Locate and copy all lines bearing the word "title".
------ Data provided ------
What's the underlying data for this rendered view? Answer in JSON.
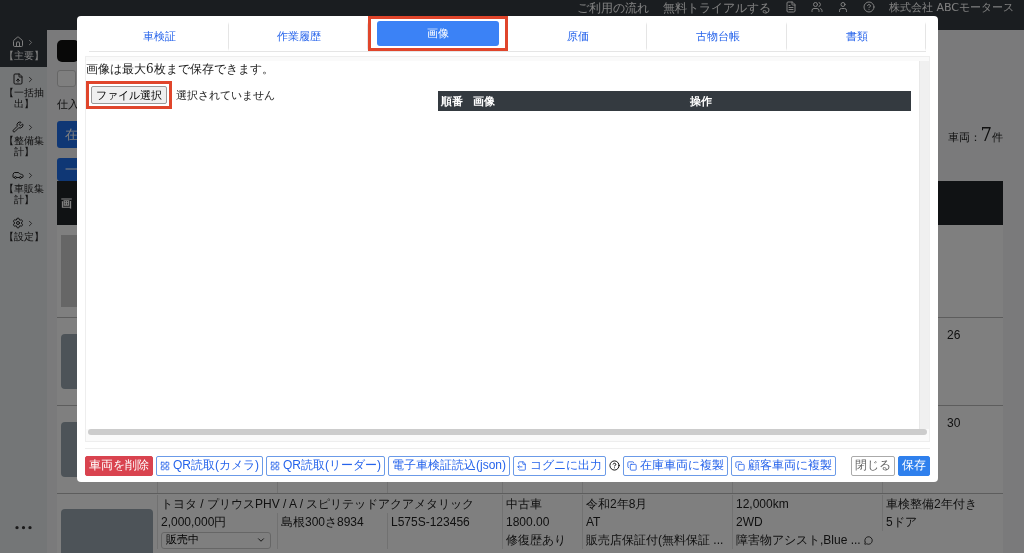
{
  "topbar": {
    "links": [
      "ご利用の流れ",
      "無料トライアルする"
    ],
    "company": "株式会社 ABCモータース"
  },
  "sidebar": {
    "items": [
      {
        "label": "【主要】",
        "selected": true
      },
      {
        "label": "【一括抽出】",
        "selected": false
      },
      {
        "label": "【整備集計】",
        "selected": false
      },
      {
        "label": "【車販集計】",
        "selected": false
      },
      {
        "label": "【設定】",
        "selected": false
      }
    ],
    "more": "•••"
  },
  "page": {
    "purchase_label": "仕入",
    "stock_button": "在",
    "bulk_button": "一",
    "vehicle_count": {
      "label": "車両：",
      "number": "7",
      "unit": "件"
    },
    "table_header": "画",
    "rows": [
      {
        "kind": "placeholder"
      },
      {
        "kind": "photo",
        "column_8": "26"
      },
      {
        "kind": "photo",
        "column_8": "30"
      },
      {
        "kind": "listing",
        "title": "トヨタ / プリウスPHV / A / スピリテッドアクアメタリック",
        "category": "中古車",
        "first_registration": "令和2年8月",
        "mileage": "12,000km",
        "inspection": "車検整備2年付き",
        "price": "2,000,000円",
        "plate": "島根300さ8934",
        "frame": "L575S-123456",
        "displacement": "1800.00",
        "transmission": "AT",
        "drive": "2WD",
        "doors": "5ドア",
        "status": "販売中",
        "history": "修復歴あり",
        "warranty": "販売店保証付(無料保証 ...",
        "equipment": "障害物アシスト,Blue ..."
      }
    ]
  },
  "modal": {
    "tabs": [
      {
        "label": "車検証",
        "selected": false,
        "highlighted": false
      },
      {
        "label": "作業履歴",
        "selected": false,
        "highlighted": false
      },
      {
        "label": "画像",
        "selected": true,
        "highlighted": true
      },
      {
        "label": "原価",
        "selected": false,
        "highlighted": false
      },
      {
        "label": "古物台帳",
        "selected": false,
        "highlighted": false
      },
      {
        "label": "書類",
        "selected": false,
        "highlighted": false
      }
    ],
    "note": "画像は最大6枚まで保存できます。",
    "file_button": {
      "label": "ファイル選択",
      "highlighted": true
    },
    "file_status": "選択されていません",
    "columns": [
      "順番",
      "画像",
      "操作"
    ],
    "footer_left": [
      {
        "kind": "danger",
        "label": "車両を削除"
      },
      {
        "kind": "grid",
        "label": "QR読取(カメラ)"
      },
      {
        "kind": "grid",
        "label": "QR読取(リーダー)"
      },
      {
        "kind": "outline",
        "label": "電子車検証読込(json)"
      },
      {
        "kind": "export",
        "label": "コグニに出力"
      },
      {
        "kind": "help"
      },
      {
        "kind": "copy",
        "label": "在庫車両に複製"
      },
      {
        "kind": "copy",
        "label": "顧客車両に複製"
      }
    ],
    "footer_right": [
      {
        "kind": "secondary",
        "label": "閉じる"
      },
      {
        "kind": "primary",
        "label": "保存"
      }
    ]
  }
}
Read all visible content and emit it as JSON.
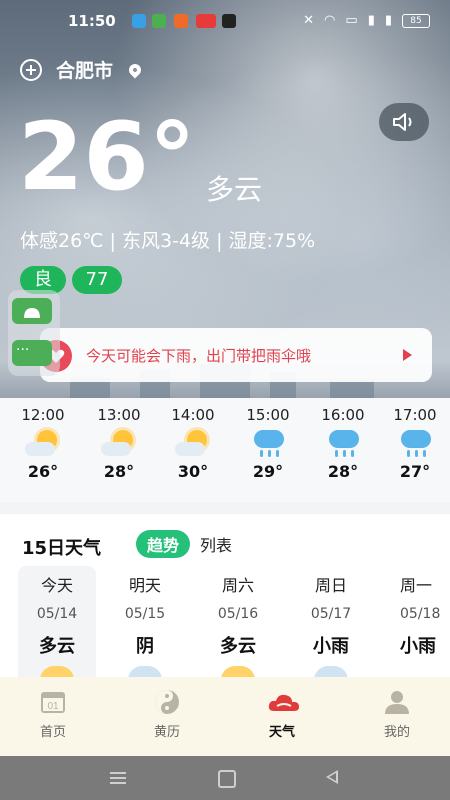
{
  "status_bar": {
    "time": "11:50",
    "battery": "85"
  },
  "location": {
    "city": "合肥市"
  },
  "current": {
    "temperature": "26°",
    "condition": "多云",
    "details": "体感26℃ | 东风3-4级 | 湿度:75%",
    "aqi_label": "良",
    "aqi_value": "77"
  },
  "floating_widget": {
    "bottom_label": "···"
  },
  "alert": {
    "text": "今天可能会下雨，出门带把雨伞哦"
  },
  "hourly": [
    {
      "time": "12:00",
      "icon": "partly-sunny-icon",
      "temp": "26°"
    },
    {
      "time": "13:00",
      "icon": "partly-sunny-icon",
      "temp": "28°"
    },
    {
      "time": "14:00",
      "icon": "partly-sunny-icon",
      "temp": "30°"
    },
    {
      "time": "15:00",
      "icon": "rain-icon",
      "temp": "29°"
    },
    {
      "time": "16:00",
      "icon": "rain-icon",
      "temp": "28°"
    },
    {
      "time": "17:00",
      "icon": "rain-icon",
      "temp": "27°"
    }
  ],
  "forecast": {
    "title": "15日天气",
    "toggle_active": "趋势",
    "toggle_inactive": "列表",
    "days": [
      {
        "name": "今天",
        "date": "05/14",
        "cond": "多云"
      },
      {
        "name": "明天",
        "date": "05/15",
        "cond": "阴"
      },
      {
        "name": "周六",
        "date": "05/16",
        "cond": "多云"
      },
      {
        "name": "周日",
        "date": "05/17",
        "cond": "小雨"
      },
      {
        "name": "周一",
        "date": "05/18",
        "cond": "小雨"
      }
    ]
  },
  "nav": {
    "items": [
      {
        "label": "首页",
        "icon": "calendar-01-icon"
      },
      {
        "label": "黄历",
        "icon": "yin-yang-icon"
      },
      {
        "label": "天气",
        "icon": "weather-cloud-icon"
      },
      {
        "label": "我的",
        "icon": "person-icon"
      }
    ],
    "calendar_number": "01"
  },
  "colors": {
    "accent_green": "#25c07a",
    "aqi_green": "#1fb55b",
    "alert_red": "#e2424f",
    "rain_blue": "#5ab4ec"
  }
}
------
* _Task result_:
        "title": "トヨタ / プリウスPHV / A / スピリテッドアクアメタリック",
    "title": "15日天气",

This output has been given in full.